>> BEGIN Extracted information

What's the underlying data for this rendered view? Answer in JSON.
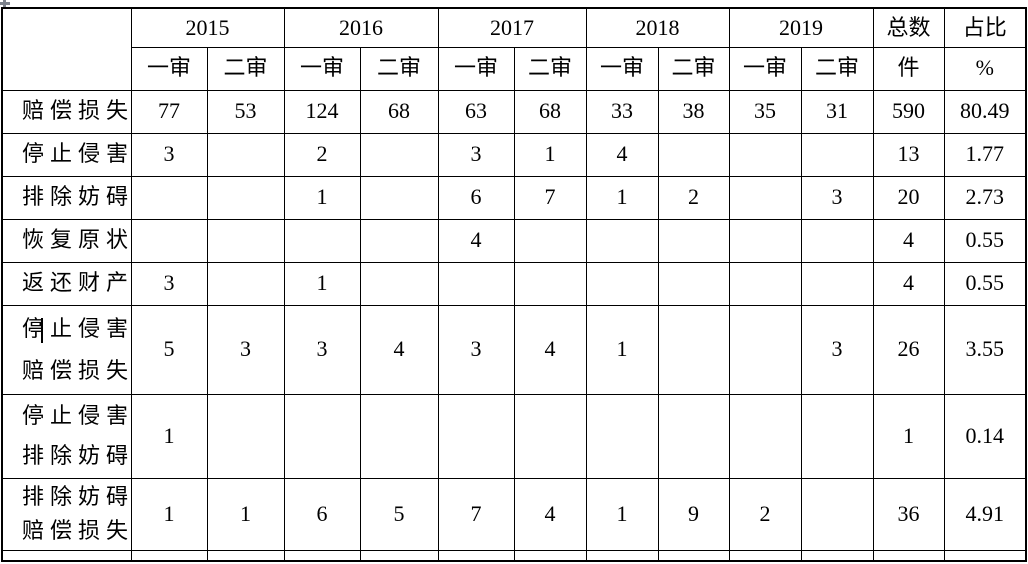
{
  "page": {
    "background_color": "#ffffff",
    "text_color": "#000000",
    "border_color": "#000000",
    "handle_color": "#7d838d"
  },
  "icons": {
    "table_move_handle": "move-cross"
  },
  "table": {
    "corner_header": "",
    "year_groups": [
      {
        "year": "2015",
        "sub": [
          "一审",
          "二审"
        ]
      },
      {
        "year": "2016",
        "sub": [
          "一审",
          "二审"
        ]
      },
      {
        "year": "2017",
        "sub": [
          "一审",
          "二审"
        ]
      },
      {
        "year": "2018",
        "sub": [
          "一审",
          "二审"
        ]
      },
      {
        "year": "2019",
        "sub": [
          "一审",
          "二审"
        ]
      }
    ],
    "total_col": {
      "top": "总数",
      "bottom": "件"
    },
    "share_col": {
      "top": "占比",
      "bottom": "%"
    },
    "rows": [
      {
        "label": [
          "赔偿损失"
        ],
        "values": [
          "77",
          "53",
          "124",
          "68",
          "63",
          "68",
          "33",
          "38",
          "35",
          "31",
          "590",
          "80.49"
        ]
      },
      {
        "label": [
          "停止侵害"
        ],
        "values": [
          "3",
          "",
          "2",
          "",
          "3",
          "1",
          "4",
          "",
          "",
          "",
          "13",
          "1.77"
        ]
      },
      {
        "label": [
          "排除妨碍"
        ],
        "values": [
          "",
          "",
          "1",
          "",
          "6",
          "7",
          "1",
          "2",
          "",
          "3",
          "20",
          "2.73"
        ]
      },
      {
        "label": [
          "恢复原状"
        ],
        "values": [
          "",
          "",
          "",
          "",
          "4",
          "",
          "",
          "",
          "",
          "",
          "4",
          "0.55"
        ]
      },
      {
        "label": [
          "返还财产"
        ],
        "values": [
          "3",
          "",
          "1",
          "",
          "",
          "",
          "",
          "",
          "",
          "",
          "4",
          "0.55"
        ]
      },
      {
        "label": [
          "停止侵害",
          "赔偿损失"
        ],
        "caret": true,
        "values": [
          "5",
          "3",
          "3",
          "4",
          "3",
          "4",
          "1",
          "",
          "",
          "3",
          "26",
          "3.55"
        ]
      },
      {
        "label": [
          "停止侵害",
          "排除妨碍"
        ],
        "values": [
          "1",
          "",
          "",
          "",
          "",
          "",
          "",
          "",
          "",
          "",
          "1",
          "0.14"
        ]
      },
      {
        "label": [
          "排除妨碍",
          "赔偿损失"
        ],
        "values": [
          "1",
          "1",
          "6",
          "5",
          "7",
          "4",
          "1",
          "9",
          "2",
          "",
          "36",
          "4.91"
        ]
      },
      {
        "label": [],
        "partial": true,
        "values": [
          "",
          "",
          "",
          "",
          "",
          "",
          "",
          "",
          "",
          "",
          "",
          ""
        ]
      }
    ]
  }
}
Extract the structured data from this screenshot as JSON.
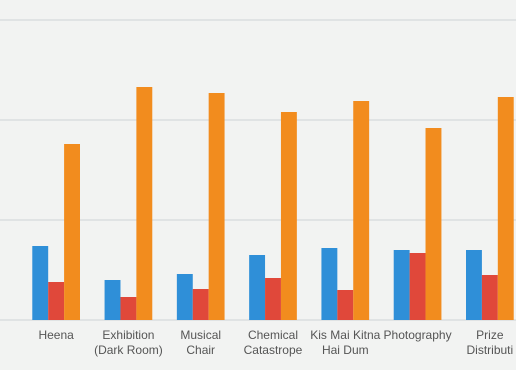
{
  "chart_data": {
    "type": "bar",
    "categories": [
      "Heena",
      "Exhibition (Dark Room)",
      "Musical Chair",
      "Chemical Catastrope",
      "Kis Mai Kitna Hai Dum",
      "Photography",
      "Prize Distributi"
    ],
    "series": [
      {
        "color": "#2f8fd8",
        "values": [
          74,
          40,
          46,
          65,
          72,
          70,
          70
        ]
      },
      {
        "color": "#e0483a",
        "values": [
          38,
          23,
          31,
          42,
          30,
          67,
          45
        ]
      },
      {
        "color": "#f28c1e",
        "values": [
          176,
          233,
          227,
          208,
          219,
          192,
          223
        ]
      }
    ],
    "ylim": [
      0,
      300
    ],
    "yticks": [
      0,
      100,
      200,
      300
    ],
    "grid": true
  }
}
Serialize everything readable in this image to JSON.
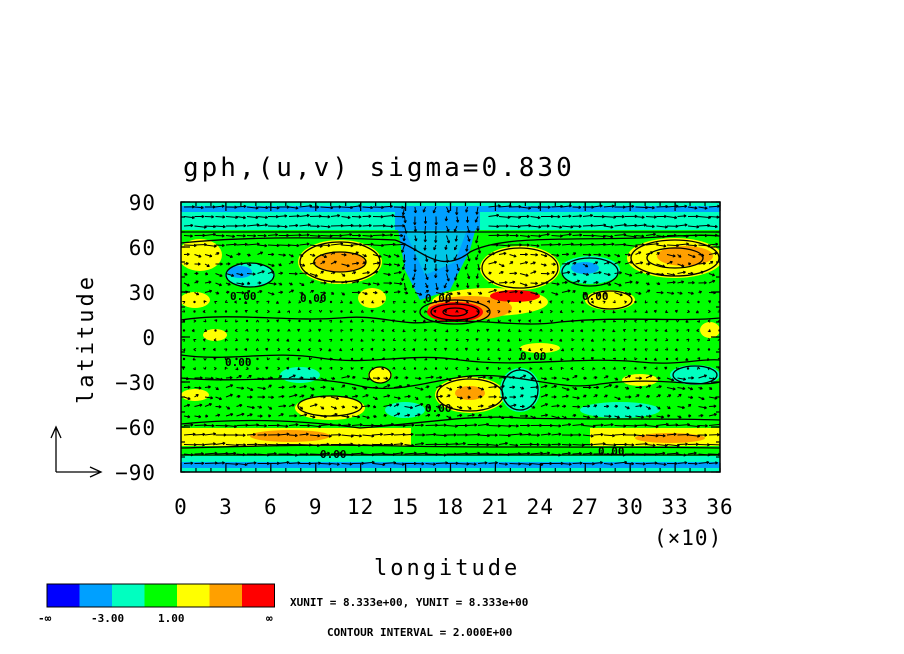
{
  "chart_data": {
    "type": "heatmap",
    "title": "gph,(u,v) sigma=0.830",
    "xlabel": "longitude",
    "ylabel": "latitude",
    "x_multiplier_label": "(×10)",
    "xlim": [
      0,
      36
    ],
    "ylim": [
      -90,
      90
    ],
    "x_ticks": [
      "0",
      "3",
      "6",
      "9",
      "12",
      "15",
      "18",
      "21",
      "24",
      "27",
      "30",
      "33",
      "36"
    ],
    "y_ticks": [
      "90",
      "60",
      "30",
      "0",
      "-30",
      "-60",
      "-90"
    ],
    "contour_labels": [
      "0.00",
      "0.00",
      "0.00",
      "0.00",
      "0.00",
      "0.00",
      "0.00",
      "0.00",
      "0.00"
    ],
    "colorbar": {
      "colors": [
        "#0000ff",
        "#00a0ff",
        "#00ffc0",
        "#00ff00",
        "#ffff00",
        "#ffa000",
        "#ff0000"
      ],
      "labels": [
        "-∞",
        "-3.00",
        "1.00",
        "∞"
      ]
    },
    "info_lines": [
      "XUNIT = 8.333e+00, YUNIT = 8.333e+00",
      "CONTOUR INTERVAL = 2.000E+00"
    ]
  }
}
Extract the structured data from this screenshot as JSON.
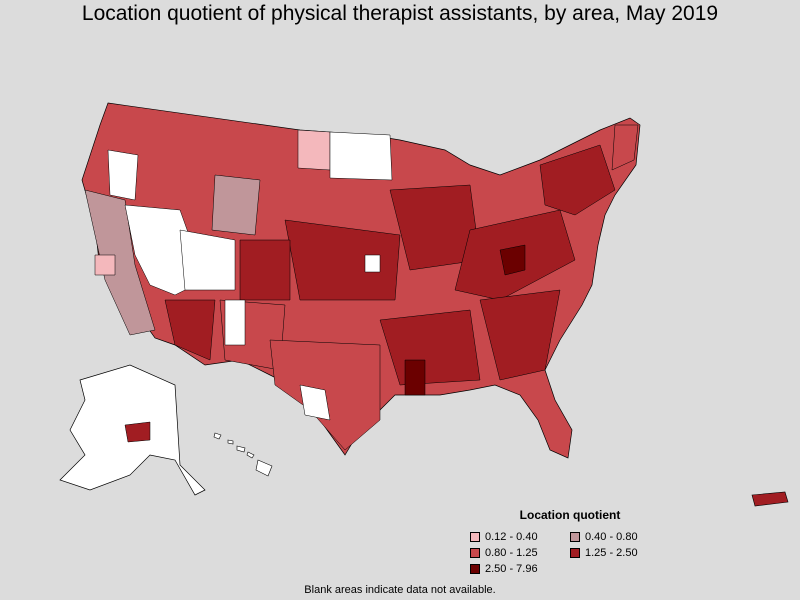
{
  "title": "Location quotient of physical therapist assistants, by area, May 2019",
  "legend": {
    "title": "Location quotient",
    "items": [
      {
        "label": "0.12 - 0.40",
        "color": "#f4b8bc"
      },
      {
        "label": "0.40 - 0.80",
        "color": "#c0969a"
      },
      {
        "label": "0.80 - 1.25",
        "color": "#c8484c"
      },
      {
        "label": "1.25 - 2.50",
        "color": "#a11d22"
      },
      {
        "label": "2.50 - 7.96",
        "color": "#6b0000"
      }
    ],
    "no_data_color": "#ffffff"
  },
  "footnote": "Blank areas indicate data not available."
}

>> END Extracted information

# Given exercise
Set the data above down again exactly as given, with no pictures.

# The answer
What's the underlying data for this rendered view? Answer in JSON.
{
  "page": {
    "background_color": "#ffffff",
    "text_color": "#000000",
    "border_color": "#000000",
    "handle_color": "#7d838d"
  },
  "icons": {
    "table_move_handle": "move-cross"
  },
  "table": {
    "corner_header": "",
    "year_groups": [
      {
        "year": "2015",
        "sub": [
          "一审",
          "二审"
        ]
      },
      {
        "year": "2016",
        "sub": [
          "一审",
          "二审"
        ]
      },
      {
        "year": "2017",
        "sub": [
          "一审",
          "二审"
        ]
      },
      {
        "year": "2018",
        "sub": [
          "一审",
          "二审"
        ]
      },
      {
        "year": "2019",
        "sub": [
          "一审",
          "二审"
        ]
      }
    ],
    "total_col": {
      "top": "总数",
      "bottom": "件"
    },
    "share_col": {
      "top": "占比",
      "bottom": "%"
    },
    "rows": [
      {
        "label": [
          "赔偿损失"
        ],
        "values": [
          "77",
          "53",
          "124",
          "68",
          "63",
          "68",
          "33",
          "38",
          "35",
          "31",
          "590",
          "80.49"
        ]
      },
      {
        "label": [
          "停止侵害"
        ],
        "values": [
          "3",
          "",
          "2",
          "",
          "3",
          "1",
          "4",
          "",
          "",
          "",
          "13",
          "1.77"
        ]
      },
      {
        "label": [
          "排除妨碍"
        ],
        "values": [
          "",
          "",
          "1",
          "",
          "6",
          "7",
          "1",
          "2",
          "",
          "3",
          "20",
          "2.73"
        ]
      },
      {
        "label": [
          "恢复原状"
        ],
        "values": [
          "",
          "",
          "",
          "",
          "4",
          "",
          "",
          "",
          "",
          "",
          "4",
          "0.55"
        ]
      },
      {
        "label": [
          "返还财产"
        ],
        "values": [
          "3",
          "",
          "1",
          "",
          "",
          "",
          "",
          "",
          "",
          "",
          "4",
          "0.55"
        ]
      },
      {
        "label": [
          "停止侵害",
          "赔偿损失"
        ],
        "caret": true,
        "values": [
          "5",
          "3",
          "3",
          "4",
          "3",
          "4",
          "1",
          "",
          "",
          "3",
          "26",
          "3.55"
        ]
      },
      {
        "label": [
          "停止侵害",
          "排除妨碍"
        ],
        "values": [
          "1",
          "",
          "",
          "",
          "",
          "",
          "",
          "",
          "",
          "",
          "1",
          "0.14"
        ]
      },
      {
        "label": [
          "排除妨碍",
          "赔偿损失"
        ],
        "values": [
          "1",
          "1",
          "6",
          "5",
          "7",
          "4",
          "1",
          "9",
          "2",
          "",
          "36",
          "4.91"
        ]
      },
      {
        "label": [],
        "partial": true,
        "values": [
          "",
          "",
          "",
          "",
          "",
          "",
          "",
          "",
          "",
          "",
          "",
          ""
        ]
      }
    ]
  }
}
Extract the structured data from this screenshot as JSON.
{
  "chart_data": {
    "type": "bar",
    "categories": [
      "Heena",
      "Exhibition (Dark Room)",
      "Musical Chair",
      "Chemical Catastrope",
      "Kis Mai Kitna Hai Dum",
      "Photography",
      "Prize Distributi"
    ],
    "series": [
      {
        "color": "#2f8fd8",
        "values": [
          74,
          40,
          46,
          65,
          72,
          70,
          70
        ]
      },
      {
        "color": "#e0483a",
        "values": [
          38,
          23,
          31,
          42,
          30,
          67,
          45
        ]
      },
      {
        "color": "#f28c1e",
        "values": [
          176,
          233,
          227,
          208,
          219,
          192,
          223
        ]
      }
    ],
    "ylim": [
      0,
      300
    ],
    "yticks": [
      0,
      100,
      200,
      300
    ],
    "grid": true
  }
}
Serialize everything readable in this image to JSON.
{
  "chart_data": {
    "type": "heatmap",
    "title": "gph,(u,v) sigma=0.830",
    "xlabel": "longitude",
    "ylabel": "latitude",
    "x_multiplier_label": "(×10)",
    "xlim": [
      0,
      36
    ],
    "ylim": [
      -90,
      90
    ],
    "x_ticks": [
      "0",
      "3",
      "6",
      "9",
      "12",
      "15",
      "18",
      "21",
      "24",
      "27",
      "30",
      "33",
      "36"
    ],
    "y_ticks": [
      "90",
      "60",
      "30",
      "0",
      "-30",
      "-60",
      "-90"
    ],
    "contour_labels": [
      "0.00",
      "0.00",
      "0.00",
      "0.00",
      "0.00",
      "0.00",
      "0.00",
      "0.00",
      "0.00"
    ],
    "colorbar": {
      "colors": [
        "#0000ff",
        "#00a0ff",
        "#00ffc0",
        "#00ff00",
        "#ffff00",
        "#ffa000",
        "#ff0000"
      ],
      "labels": [
        "-∞",
        "-3.00",
        "1.00",
        "∞"
      ]
    },
    "info_lines": [
      "XUNIT = 8.333e+00, YUNIT = 8.333e+00",
      "CONTOUR INTERVAL = 2.000E+00"
    ]
  }
}
Extract the structured data from this screenshot as JSON.
{
  "title": "Location quotient of physical therapist assistants, by area, May 2019",
  "legend": {
    "title": "Location quotient",
    "items": [
      {
        "label": "0.12 - 0.40",
        "color": "#f4b8bc"
      },
      {
        "label": "0.40 - 0.80",
        "color": "#c0969a"
      },
      {
        "label": "0.80 - 1.25",
        "color": "#c8484c"
      },
      {
        "label": "1.25 - 2.50",
        "color": "#a11d22"
      },
      {
        "label": "2.50 - 7.96",
        "color": "#6b0000"
      }
    ],
    "no_data_color": "#ffffff"
  },
  "footnote": "Blank areas indicate data not available."
}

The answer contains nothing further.